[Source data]
=-=-=

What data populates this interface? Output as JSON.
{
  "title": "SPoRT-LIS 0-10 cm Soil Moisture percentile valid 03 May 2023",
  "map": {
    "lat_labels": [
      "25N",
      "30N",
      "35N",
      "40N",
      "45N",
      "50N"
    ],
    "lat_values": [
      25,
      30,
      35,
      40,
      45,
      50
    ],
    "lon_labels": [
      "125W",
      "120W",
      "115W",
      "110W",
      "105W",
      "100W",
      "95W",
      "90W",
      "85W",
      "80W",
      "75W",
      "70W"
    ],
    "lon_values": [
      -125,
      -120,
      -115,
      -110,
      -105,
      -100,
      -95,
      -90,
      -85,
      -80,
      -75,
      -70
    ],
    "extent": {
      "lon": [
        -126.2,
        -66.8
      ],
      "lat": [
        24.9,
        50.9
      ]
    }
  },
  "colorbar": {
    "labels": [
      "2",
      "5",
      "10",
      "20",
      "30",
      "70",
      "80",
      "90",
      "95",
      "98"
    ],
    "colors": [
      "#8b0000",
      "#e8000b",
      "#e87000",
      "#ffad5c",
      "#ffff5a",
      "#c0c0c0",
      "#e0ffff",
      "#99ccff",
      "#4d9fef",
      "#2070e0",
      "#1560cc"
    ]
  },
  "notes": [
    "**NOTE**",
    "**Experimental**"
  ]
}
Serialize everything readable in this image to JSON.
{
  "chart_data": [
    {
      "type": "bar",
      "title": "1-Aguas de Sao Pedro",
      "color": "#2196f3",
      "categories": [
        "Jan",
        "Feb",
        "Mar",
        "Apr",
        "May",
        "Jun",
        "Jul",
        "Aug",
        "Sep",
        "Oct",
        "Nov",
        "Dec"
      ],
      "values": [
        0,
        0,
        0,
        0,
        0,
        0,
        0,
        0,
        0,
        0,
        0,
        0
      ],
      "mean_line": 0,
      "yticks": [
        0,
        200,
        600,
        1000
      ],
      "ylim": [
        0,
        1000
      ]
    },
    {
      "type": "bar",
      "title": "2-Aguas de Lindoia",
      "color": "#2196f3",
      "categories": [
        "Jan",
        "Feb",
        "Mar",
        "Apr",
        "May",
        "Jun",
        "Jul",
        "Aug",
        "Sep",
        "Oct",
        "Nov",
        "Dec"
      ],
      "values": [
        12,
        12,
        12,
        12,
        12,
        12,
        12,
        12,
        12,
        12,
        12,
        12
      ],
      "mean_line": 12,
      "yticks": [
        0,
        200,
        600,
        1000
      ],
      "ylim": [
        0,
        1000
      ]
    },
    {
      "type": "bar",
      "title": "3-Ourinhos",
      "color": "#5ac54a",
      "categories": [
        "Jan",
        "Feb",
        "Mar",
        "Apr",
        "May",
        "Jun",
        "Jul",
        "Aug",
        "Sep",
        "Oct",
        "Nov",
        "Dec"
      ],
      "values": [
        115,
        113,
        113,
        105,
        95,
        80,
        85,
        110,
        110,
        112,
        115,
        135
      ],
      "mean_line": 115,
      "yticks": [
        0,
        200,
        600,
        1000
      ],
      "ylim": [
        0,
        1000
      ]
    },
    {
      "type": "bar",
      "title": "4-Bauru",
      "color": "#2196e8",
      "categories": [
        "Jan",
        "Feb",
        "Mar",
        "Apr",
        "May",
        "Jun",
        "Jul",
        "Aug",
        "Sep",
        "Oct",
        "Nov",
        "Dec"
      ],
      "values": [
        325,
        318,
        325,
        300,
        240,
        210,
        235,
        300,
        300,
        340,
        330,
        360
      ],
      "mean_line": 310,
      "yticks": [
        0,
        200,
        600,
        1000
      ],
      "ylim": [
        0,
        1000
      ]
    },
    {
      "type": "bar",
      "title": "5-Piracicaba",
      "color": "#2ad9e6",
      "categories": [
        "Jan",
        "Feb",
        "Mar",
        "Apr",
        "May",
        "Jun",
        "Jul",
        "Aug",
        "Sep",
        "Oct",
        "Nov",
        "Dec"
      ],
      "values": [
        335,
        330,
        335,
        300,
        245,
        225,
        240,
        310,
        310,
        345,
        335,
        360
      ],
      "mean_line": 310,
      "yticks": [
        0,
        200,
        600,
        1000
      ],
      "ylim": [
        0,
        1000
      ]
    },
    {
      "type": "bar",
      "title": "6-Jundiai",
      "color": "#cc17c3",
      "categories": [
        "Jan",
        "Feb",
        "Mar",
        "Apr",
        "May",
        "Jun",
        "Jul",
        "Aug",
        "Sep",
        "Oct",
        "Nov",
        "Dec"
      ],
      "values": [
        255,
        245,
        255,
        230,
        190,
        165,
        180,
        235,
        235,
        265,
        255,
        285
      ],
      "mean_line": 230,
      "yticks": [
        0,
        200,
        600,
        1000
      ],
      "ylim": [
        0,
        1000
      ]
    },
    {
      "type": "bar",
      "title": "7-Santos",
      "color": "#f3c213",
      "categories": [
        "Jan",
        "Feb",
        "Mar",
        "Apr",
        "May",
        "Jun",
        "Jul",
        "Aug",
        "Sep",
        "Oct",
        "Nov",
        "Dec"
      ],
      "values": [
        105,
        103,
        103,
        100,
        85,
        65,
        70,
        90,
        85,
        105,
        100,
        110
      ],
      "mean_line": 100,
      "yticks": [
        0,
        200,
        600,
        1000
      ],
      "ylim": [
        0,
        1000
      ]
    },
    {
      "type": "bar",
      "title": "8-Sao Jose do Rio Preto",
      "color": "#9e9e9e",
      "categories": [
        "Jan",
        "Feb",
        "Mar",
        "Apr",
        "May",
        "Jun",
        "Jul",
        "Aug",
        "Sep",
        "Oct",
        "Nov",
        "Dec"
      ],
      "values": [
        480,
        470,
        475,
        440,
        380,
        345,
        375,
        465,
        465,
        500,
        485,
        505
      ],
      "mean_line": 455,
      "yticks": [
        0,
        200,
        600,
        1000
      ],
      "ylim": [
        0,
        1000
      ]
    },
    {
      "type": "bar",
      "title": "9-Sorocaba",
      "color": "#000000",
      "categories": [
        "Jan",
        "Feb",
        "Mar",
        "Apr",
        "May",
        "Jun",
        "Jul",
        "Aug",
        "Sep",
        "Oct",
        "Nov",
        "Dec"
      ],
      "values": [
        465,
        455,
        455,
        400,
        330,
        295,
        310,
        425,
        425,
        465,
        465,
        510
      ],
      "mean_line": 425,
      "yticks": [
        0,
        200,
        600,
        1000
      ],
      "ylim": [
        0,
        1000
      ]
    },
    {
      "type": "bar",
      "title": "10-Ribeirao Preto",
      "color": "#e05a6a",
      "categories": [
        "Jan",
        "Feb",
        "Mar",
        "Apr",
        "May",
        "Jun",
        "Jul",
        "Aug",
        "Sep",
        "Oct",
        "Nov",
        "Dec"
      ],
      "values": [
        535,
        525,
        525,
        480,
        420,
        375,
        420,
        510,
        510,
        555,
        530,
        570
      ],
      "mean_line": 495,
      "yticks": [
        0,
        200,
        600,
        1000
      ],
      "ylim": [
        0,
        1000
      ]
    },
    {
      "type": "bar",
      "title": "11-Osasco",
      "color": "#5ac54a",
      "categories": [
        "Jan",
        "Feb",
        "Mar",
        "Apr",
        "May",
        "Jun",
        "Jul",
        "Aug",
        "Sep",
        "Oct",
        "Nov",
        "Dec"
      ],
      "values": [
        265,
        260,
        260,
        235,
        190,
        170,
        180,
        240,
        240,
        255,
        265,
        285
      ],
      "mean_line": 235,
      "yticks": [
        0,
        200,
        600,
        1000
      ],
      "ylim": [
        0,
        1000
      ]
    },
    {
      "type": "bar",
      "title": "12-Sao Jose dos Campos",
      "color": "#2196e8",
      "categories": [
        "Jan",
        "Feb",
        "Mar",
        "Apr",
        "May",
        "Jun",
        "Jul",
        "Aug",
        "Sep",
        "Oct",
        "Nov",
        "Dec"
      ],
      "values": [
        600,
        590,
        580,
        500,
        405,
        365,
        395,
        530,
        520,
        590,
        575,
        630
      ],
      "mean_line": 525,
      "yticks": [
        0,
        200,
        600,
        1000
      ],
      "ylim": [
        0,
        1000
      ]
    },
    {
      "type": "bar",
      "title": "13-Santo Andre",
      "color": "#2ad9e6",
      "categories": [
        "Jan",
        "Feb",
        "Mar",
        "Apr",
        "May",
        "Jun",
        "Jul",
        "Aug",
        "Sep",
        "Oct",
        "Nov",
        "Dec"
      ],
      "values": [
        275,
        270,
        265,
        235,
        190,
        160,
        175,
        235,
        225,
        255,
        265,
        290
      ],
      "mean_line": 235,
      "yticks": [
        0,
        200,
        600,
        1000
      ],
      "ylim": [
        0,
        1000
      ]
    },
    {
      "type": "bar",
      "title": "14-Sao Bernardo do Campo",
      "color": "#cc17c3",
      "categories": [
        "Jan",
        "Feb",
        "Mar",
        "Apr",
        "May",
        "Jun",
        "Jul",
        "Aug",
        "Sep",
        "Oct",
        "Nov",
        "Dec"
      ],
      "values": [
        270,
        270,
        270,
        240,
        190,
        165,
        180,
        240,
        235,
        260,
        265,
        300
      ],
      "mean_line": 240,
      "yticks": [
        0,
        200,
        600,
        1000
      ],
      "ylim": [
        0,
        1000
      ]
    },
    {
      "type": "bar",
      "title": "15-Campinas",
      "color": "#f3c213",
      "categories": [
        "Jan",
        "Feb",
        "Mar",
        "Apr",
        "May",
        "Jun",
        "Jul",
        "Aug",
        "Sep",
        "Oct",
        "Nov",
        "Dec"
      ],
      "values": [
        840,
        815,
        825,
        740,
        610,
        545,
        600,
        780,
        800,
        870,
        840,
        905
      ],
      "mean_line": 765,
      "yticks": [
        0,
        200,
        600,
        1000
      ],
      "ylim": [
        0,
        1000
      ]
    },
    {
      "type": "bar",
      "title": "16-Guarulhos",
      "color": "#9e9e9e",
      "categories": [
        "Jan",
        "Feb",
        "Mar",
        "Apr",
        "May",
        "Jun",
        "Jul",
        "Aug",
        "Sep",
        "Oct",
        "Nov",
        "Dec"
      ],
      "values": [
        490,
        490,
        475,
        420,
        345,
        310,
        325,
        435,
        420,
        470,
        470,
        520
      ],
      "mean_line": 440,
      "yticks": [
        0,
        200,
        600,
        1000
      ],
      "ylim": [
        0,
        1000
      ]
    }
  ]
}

=-=-=

*What is being asked*
Show the lines from the data above that contain the string "Preto".

*Task answer*
      "title": "8-Sao Jose do Rio Preto",
      "title": "10-Ribeirao Preto",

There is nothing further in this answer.